(Data records)
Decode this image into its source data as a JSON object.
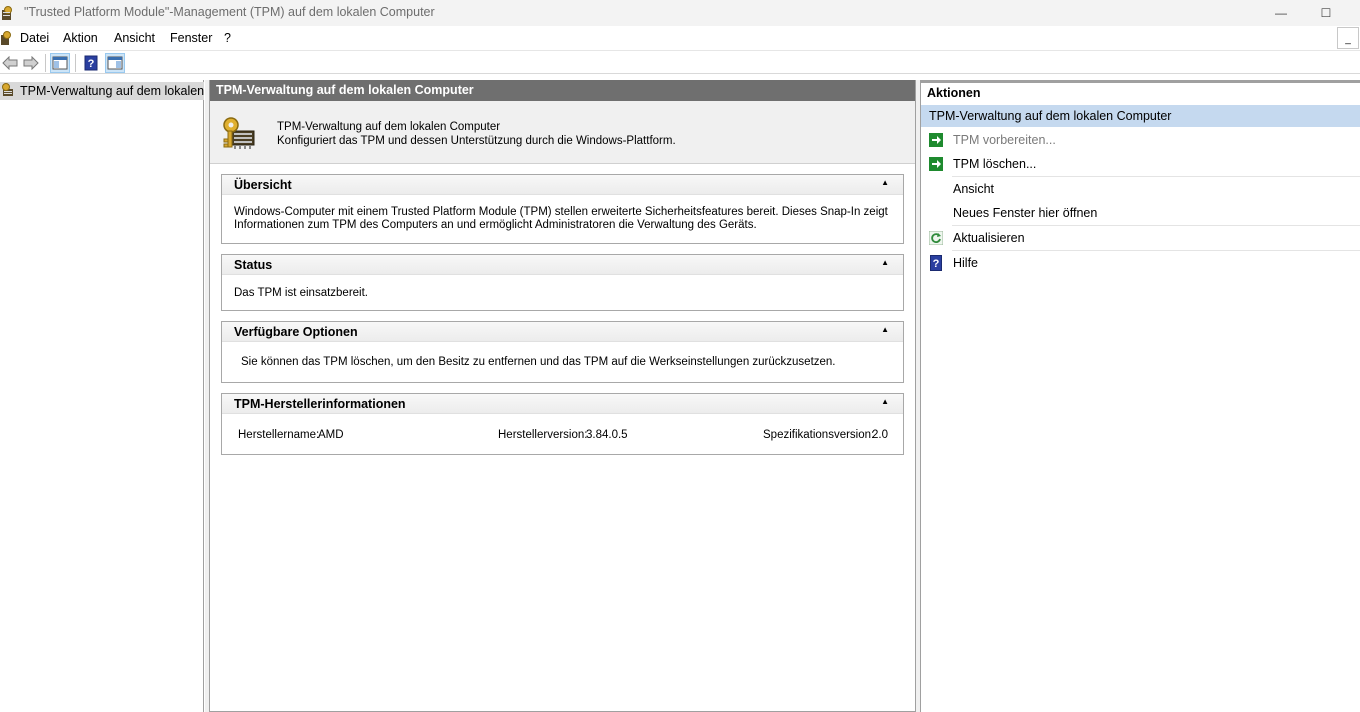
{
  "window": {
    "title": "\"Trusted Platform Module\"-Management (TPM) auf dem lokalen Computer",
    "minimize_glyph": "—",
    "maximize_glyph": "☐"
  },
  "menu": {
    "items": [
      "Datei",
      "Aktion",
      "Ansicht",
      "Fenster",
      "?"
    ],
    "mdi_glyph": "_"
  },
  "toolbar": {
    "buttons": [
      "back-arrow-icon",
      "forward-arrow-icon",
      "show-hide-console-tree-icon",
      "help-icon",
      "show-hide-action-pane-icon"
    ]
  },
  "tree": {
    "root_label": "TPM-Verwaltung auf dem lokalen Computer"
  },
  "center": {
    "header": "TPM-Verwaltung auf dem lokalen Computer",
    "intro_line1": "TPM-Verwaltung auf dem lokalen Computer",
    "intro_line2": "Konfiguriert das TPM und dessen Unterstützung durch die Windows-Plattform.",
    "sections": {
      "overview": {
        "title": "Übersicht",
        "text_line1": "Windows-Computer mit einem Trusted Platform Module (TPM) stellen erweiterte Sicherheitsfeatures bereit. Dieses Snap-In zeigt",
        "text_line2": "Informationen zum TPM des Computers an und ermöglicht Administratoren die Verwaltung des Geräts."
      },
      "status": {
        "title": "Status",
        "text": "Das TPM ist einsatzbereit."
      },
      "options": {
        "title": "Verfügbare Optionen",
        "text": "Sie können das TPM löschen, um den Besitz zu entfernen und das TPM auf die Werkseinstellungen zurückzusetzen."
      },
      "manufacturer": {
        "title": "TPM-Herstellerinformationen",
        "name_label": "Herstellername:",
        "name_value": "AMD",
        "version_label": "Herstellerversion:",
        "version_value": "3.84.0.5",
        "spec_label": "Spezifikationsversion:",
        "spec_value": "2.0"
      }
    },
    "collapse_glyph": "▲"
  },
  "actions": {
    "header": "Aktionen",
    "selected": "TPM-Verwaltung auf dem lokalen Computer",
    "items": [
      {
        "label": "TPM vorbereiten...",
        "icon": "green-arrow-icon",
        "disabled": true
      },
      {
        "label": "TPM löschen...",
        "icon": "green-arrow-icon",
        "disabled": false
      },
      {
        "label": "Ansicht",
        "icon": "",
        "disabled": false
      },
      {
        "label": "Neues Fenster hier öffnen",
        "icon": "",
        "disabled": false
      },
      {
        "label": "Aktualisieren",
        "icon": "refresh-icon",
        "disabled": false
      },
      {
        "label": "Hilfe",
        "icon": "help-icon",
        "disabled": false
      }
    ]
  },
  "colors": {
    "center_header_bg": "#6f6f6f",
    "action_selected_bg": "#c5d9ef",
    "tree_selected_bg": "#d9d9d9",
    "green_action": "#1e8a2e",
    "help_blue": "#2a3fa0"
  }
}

* * *

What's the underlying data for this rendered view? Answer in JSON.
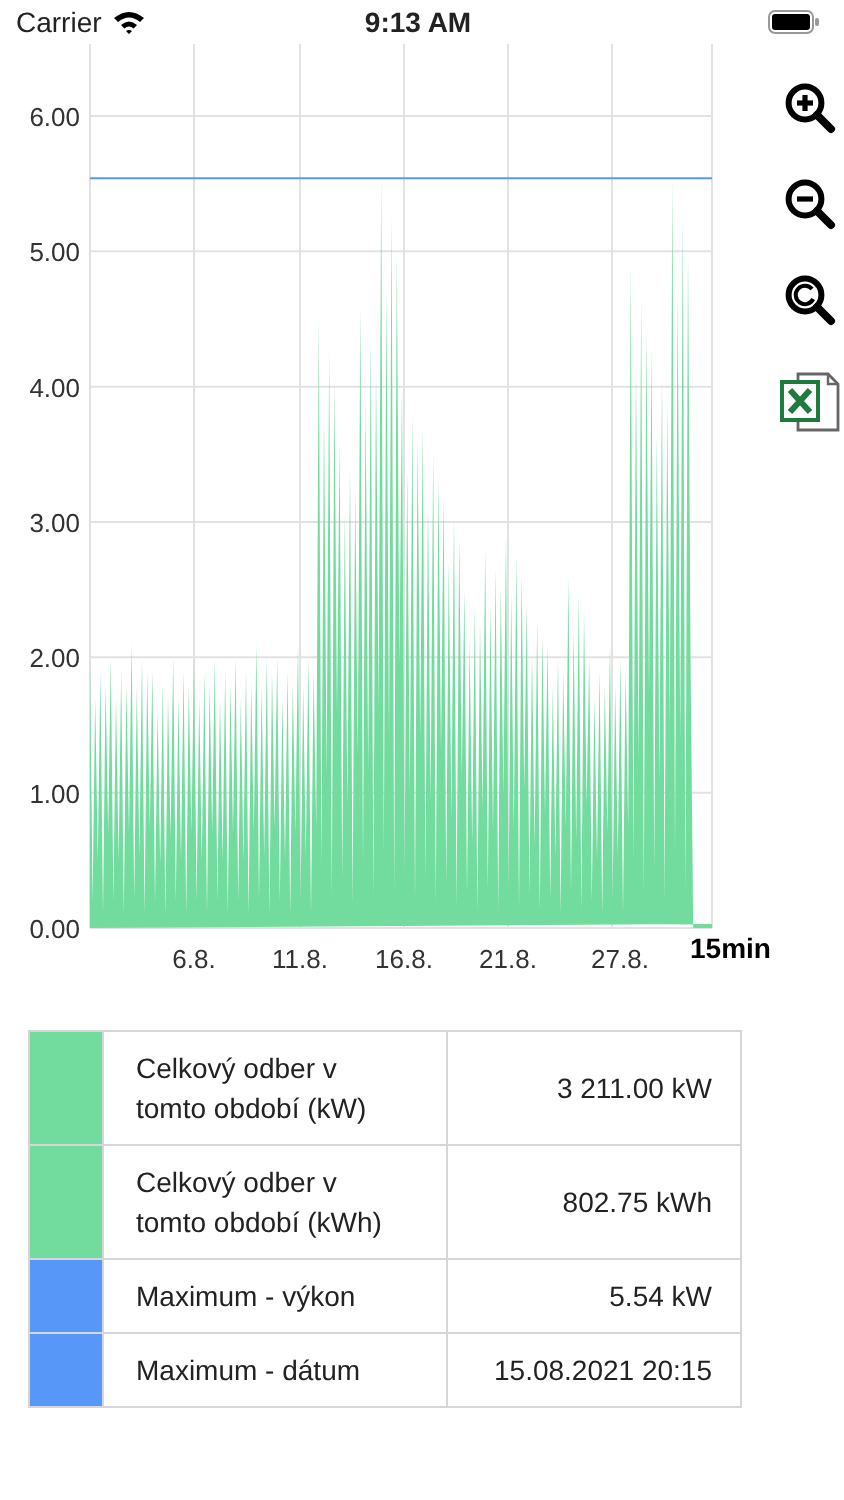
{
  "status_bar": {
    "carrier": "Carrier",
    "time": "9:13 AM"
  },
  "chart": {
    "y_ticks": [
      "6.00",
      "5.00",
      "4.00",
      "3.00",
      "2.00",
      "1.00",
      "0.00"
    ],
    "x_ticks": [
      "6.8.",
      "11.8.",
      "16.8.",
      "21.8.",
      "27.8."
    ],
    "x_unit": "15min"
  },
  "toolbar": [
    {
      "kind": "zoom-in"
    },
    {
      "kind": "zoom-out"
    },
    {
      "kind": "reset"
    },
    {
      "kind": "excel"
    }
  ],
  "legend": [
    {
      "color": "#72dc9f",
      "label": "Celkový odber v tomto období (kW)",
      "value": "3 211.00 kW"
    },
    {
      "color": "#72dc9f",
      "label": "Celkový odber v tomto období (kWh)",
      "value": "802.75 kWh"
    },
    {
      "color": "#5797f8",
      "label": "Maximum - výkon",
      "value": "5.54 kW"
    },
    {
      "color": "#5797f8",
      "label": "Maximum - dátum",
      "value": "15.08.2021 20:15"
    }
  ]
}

WHAT YOU HAVE TO DO: Copy all lines from the entries that contain the word "show".

RESULT OF THE EXERCISE:
      "show-hide-console-tree-icon",
      "show-hide-action-pane-icon"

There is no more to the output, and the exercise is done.